Written task
Omit the pictures and return every entry exactly as written.

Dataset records
"""

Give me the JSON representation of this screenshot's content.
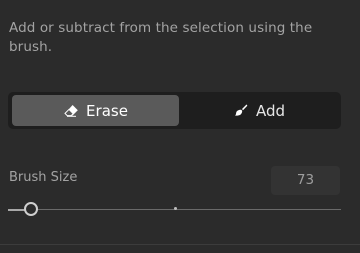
{
  "description": "Add or subtract from the selection using the brush.",
  "mode_toggle": {
    "options": [
      {
        "label": "Erase",
        "icon": "eraser-icon",
        "active": true
      },
      {
        "label": "Add",
        "icon": "brush-icon",
        "active": false
      }
    ]
  },
  "brush_size": {
    "label": "Brush Size",
    "value": "73",
    "slider_fraction": 0.07
  },
  "colors": {
    "background": "#2b2b2b",
    "toggle_bg": "#1e1e1e",
    "active_btn": "#5a5a5a",
    "text_muted": "#a3a3a3"
  }
}
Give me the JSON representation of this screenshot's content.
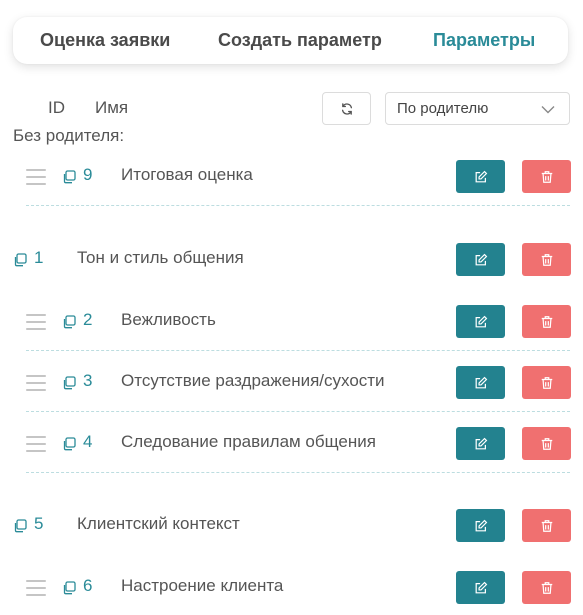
{
  "tabs": [
    {
      "label": "Оценка заявки",
      "active": false
    },
    {
      "label": "Создать параметр",
      "active": false
    },
    {
      "label": "Параметры",
      "active": true
    }
  ],
  "list_header": {
    "id_label": "ID",
    "name_label": "Имя"
  },
  "sort_select": {
    "value": "По родителю"
  },
  "no_parent_label": "Без родителя:",
  "colors": {
    "accent": "#2a8b98",
    "edit": "#23828f",
    "delete": "#f07070"
  },
  "rows": [
    {
      "id": "9",
      "name": "Итоговая оценка",
      "kind": "child"
    },
    {
      "id": "1",
      "name": "Тон и стиль общения",
      "kind": "parent"
    },
    {
      "id": "2",
      "name": "Вежливость",
      "kind": "child"
    },
    {
      "id": "3",
      "name": "Отсутствие раздражения/сухости",
      "kind": "child"
    },
    {
      "id": "4",
      "name": "Следование правилам общения",
      "kind": "child"
    },
    {
      "id": "5",
      "name": "Клиентский контекст",
      "kind": "parent"
    },
    {
      "id": "6",
      "name": "Настроение клиента",
      "kind": "child"
    }
  ]
}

"""

Solution to this exercise
Give me the JSON representation of this screenshot's content.
{
  "description": "Add or subtract from the selection using the brush.",
  "mode_toggle": {
    "options": [
      {
        "label": "Erase",
        "icon": "eraser-icon",
        "active": true
      },
      {
        "label": "Add",
        "icon": "brush-icon",
        "active": false
      }
    ]
  },
  "brush_size": {
    "label": "Brush Size",
    "value": "73",
    "slider_fraction": 0.07
  },
  "colors": {
    "background": "#2b2b2b",
    "toggle_bg": "#1e1e1e",
    "active_btn": "#5a5a5a",
    "text_muted": "#a3a3a3"
  }
}
Give me the JSON representation of this screenshot's content.
{
  "tabs": [
    {
      "label": "Оценка заявки",
      "active": false
    },
    {
      "label": "Создать параметр",
      "active": false
    },
    {
      "label": "Параметры",
      "active": true
    }
  ],
  "list_header": {
    "id_label": "ID",
    "name_label": "Имя"
  },
  "sort_select": {
    "value": "По родителю"
  },
  "no_parent_label": "Без родителя:",
  "colors": {
    "accent": "#2a8b98",
    "edit": "#23828f",
    "delete": "#f07070"
  },
  "rows": [
    {
      "id": "9",
      "name": "Итоговая оценка",
      "kind": "child"
    },
    {
      "id": "1",
      "name": "Тон и стиль общения",
      "kind": "parent"
    },
    {
      "id": "2",
      "name": "Вежливость",
      "kind": "child"
    },
    {
      "id": "3",
      "name": "Отсутствие раздражения/сухости",
      "kind": "child"
    },
    {
      "id": "4",
      "name": "Следование правилам общения",
      "kind": "child"
    },
    {
      "id": "5",
      "name": "Клиентский контекст",
      "kind": "parent"
    },
    {
      "id": "6",
      "name": "Настроение клиента",
      "kind": "child"
    }
  ]
}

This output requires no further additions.